Goal of the exercise: From the entries below, copy every line that holds the word "stupnice".

--- Start of Items ---

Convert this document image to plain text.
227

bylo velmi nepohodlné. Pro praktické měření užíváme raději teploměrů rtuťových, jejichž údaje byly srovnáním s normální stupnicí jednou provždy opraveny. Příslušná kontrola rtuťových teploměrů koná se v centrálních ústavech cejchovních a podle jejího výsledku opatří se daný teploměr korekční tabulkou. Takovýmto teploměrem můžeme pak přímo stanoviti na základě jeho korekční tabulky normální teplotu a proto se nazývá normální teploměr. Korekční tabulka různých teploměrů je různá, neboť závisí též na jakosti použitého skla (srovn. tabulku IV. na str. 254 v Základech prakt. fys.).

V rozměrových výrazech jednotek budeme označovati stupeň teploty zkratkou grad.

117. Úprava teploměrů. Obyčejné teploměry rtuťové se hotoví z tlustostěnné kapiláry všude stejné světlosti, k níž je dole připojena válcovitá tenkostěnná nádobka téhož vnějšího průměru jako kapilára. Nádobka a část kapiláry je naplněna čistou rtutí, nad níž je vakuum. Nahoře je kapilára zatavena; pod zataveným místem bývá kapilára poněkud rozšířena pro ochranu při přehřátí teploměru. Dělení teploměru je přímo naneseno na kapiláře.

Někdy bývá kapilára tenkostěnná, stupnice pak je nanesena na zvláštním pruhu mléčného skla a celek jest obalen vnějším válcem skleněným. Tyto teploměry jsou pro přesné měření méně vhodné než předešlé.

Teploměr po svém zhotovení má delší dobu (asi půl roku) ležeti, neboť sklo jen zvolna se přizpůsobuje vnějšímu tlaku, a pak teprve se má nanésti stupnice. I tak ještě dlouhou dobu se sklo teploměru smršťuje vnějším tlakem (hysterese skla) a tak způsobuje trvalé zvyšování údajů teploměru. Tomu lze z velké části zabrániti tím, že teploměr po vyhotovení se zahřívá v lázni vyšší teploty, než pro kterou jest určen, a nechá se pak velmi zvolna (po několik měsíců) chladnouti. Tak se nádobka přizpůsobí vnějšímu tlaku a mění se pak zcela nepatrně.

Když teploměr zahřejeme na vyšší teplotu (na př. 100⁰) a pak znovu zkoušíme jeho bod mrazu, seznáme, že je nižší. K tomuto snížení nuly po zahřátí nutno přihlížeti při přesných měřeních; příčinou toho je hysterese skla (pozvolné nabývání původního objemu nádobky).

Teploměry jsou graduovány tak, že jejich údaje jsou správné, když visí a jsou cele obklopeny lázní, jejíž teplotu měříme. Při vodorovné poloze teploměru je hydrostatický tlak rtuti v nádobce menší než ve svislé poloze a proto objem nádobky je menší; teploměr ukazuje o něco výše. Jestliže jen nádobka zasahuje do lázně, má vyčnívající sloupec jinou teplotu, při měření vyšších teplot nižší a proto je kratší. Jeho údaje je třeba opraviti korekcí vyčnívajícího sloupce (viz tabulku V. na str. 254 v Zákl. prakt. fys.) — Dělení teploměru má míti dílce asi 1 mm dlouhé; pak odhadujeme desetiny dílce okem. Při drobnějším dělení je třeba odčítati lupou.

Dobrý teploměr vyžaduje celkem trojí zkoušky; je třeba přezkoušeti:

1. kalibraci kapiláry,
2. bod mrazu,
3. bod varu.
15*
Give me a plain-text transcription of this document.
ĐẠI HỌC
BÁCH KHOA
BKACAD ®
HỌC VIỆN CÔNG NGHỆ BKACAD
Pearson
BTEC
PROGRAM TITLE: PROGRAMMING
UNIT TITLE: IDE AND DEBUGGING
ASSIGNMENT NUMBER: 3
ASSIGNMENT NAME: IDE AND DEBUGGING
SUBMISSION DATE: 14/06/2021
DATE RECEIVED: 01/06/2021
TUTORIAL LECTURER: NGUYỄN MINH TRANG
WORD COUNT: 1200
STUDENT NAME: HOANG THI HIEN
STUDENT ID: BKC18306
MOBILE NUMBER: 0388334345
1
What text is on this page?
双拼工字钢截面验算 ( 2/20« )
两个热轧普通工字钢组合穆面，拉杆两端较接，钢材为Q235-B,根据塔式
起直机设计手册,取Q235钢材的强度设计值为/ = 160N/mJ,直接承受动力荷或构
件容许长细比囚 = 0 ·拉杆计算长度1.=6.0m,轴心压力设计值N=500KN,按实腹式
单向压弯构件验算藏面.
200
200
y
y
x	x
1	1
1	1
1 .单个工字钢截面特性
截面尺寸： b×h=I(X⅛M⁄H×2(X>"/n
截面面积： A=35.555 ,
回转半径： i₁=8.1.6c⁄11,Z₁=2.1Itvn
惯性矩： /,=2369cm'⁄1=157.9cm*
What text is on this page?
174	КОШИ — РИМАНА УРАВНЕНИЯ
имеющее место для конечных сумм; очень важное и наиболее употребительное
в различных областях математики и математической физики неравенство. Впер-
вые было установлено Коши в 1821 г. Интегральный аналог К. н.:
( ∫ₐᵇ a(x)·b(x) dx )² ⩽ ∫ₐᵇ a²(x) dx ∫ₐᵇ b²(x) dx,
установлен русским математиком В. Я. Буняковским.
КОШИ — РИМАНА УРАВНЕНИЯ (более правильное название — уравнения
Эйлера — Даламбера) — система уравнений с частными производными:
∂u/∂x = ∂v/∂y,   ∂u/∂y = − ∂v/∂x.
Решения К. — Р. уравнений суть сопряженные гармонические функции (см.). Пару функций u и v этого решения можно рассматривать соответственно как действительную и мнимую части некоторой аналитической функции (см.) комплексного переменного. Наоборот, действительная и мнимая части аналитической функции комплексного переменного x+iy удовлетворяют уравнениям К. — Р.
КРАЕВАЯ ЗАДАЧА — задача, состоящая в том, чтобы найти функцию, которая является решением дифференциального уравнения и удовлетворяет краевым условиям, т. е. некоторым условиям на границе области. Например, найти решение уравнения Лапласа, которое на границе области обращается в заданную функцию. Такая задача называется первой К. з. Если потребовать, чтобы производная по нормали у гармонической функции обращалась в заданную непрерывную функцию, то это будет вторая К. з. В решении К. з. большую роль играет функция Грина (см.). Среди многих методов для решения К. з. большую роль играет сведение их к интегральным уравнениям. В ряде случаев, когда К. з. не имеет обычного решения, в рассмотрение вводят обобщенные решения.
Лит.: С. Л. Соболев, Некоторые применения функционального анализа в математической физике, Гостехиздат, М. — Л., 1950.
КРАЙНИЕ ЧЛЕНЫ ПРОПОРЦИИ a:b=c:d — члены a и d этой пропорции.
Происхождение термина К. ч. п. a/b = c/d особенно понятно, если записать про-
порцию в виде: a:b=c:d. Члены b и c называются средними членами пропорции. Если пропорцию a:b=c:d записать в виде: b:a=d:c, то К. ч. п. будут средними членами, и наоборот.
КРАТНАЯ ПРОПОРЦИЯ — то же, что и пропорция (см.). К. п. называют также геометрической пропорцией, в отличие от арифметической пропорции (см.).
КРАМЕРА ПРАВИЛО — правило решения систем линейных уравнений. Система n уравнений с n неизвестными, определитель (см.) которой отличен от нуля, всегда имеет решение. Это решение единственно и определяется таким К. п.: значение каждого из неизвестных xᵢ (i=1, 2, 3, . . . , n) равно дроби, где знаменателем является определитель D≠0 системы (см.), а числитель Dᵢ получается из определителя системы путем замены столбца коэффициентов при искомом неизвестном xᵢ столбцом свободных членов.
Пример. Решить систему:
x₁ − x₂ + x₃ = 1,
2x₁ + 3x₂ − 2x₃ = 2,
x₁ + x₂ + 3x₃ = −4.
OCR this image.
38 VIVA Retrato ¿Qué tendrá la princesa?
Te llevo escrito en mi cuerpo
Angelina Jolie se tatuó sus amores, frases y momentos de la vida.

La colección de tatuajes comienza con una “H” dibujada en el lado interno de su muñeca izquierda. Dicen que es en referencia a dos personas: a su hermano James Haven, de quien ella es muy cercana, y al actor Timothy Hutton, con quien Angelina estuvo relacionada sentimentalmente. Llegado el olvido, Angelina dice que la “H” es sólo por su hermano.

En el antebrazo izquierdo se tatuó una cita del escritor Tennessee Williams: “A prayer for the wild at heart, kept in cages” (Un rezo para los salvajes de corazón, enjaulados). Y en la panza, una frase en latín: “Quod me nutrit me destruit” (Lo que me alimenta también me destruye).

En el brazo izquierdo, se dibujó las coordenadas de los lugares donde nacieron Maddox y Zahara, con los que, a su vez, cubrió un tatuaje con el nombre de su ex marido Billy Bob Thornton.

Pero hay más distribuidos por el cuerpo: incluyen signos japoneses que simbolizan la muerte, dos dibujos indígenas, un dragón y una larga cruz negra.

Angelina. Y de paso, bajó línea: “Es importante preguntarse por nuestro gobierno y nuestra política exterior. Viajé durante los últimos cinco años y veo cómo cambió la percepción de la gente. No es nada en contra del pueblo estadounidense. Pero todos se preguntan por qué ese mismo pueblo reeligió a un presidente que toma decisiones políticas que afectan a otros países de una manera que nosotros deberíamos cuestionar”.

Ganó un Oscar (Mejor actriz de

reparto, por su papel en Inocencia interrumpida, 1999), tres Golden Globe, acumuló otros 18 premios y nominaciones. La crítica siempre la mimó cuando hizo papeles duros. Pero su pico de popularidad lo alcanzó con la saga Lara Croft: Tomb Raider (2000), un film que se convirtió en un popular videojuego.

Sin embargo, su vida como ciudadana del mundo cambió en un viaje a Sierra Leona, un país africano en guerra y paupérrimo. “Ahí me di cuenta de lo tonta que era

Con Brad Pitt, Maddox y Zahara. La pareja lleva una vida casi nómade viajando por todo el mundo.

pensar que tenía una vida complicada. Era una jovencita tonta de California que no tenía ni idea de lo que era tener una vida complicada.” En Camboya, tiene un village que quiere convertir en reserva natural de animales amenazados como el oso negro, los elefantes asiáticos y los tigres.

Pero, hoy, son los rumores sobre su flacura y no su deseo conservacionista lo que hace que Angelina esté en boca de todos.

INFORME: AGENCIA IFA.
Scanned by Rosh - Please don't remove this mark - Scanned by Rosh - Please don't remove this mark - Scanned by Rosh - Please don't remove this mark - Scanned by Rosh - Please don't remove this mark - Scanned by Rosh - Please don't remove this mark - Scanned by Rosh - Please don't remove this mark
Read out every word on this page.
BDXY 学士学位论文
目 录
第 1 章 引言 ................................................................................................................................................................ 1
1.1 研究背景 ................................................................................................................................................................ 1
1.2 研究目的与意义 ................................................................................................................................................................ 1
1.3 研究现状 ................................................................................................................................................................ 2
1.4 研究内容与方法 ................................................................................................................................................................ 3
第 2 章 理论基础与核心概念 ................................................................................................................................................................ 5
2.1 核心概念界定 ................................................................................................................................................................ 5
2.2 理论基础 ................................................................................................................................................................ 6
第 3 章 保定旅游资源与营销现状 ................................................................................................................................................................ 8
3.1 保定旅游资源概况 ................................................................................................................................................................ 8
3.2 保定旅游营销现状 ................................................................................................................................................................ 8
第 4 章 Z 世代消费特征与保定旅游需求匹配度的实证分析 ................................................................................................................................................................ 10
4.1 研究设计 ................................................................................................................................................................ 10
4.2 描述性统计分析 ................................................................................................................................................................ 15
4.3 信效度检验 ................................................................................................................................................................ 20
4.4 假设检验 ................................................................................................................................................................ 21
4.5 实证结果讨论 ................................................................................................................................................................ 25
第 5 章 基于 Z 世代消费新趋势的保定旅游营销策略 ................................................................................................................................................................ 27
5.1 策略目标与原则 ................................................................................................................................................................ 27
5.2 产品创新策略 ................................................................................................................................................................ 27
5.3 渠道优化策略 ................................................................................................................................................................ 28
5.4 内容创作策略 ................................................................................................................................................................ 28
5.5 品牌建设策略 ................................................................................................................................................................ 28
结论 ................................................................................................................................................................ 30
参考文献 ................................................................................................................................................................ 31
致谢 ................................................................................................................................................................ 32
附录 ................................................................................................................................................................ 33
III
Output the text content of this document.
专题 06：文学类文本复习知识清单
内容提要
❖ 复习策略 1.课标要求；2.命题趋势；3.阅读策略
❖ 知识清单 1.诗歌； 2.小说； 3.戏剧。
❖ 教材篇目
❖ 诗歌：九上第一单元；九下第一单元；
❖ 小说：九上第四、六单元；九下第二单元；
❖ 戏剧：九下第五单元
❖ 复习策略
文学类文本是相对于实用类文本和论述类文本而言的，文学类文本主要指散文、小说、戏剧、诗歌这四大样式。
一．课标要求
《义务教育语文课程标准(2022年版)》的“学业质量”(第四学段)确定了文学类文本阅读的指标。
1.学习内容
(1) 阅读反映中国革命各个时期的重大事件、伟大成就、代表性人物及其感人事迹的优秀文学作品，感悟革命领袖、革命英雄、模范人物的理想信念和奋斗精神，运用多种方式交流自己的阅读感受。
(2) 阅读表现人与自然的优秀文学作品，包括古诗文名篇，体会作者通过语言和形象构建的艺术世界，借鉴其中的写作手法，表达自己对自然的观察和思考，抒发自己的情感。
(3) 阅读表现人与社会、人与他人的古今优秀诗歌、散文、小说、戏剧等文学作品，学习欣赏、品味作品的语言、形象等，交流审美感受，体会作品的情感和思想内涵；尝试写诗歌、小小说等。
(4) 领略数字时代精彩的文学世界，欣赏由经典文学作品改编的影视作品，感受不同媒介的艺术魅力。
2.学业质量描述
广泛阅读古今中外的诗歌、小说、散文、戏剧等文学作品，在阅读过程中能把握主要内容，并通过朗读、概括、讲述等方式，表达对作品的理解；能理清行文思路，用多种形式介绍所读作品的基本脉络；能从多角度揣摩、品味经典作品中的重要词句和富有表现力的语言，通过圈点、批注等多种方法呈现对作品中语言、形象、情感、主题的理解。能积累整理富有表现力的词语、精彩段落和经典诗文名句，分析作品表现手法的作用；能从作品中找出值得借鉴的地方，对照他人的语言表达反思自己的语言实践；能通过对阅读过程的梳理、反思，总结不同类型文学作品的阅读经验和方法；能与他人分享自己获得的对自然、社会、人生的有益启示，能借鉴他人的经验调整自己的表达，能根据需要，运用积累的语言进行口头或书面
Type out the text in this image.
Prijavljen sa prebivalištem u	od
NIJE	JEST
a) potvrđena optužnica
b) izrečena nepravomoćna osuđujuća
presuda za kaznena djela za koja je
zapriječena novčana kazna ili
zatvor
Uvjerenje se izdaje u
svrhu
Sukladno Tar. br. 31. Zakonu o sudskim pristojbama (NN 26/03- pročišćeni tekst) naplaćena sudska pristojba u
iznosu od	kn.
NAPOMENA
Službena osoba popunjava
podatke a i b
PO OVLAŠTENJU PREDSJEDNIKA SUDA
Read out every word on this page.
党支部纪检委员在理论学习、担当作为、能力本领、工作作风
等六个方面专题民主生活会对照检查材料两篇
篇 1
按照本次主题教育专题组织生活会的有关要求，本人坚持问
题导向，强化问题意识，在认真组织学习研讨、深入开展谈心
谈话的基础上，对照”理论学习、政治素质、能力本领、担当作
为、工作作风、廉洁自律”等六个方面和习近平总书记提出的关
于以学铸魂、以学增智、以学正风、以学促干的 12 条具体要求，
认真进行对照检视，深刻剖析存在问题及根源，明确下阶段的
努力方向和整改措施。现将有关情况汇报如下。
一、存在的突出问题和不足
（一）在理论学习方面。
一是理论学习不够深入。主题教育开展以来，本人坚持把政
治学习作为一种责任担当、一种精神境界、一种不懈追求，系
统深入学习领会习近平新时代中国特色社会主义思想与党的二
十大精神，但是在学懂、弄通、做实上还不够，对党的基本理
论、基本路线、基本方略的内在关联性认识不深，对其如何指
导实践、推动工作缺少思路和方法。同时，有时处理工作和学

--- End of Items ---

Answer to this problem:
Někdy bývá kapilára tenkostěnná, stupnice pak je nanesena na zvláštním pruhu mléčného skla a celek jest obalen vnějším válcem skleněným. Tyto teploměry jsou pro přesné měření méně vhodné než předešlé.
Teploměr po svém zhotovení má delší dobu (asi půl roku) ležeti, neboť sklo jen zvolna se přizpůsobuje vnějšímu tlaku, a pak teprve se má nanésti stupnice. I tak ještě dlouhou dobu se sklo teploměru smršťuje vnějším tlakem (hysterese skla) a tak způsobuje trvalé zvyšování údajů teploměru. Tomu lze z velké části zabrániti tím, že teploměr po vyhotovení se zahřívá v lázni vyšší teploty, než pro kterou jest určen, a nechá se pak velmi zvolna (po několik měsíců) chladnouti. Tak se nádobka přizpůsobí vnějšímu tlaku a mění se pak zcela nepatrně.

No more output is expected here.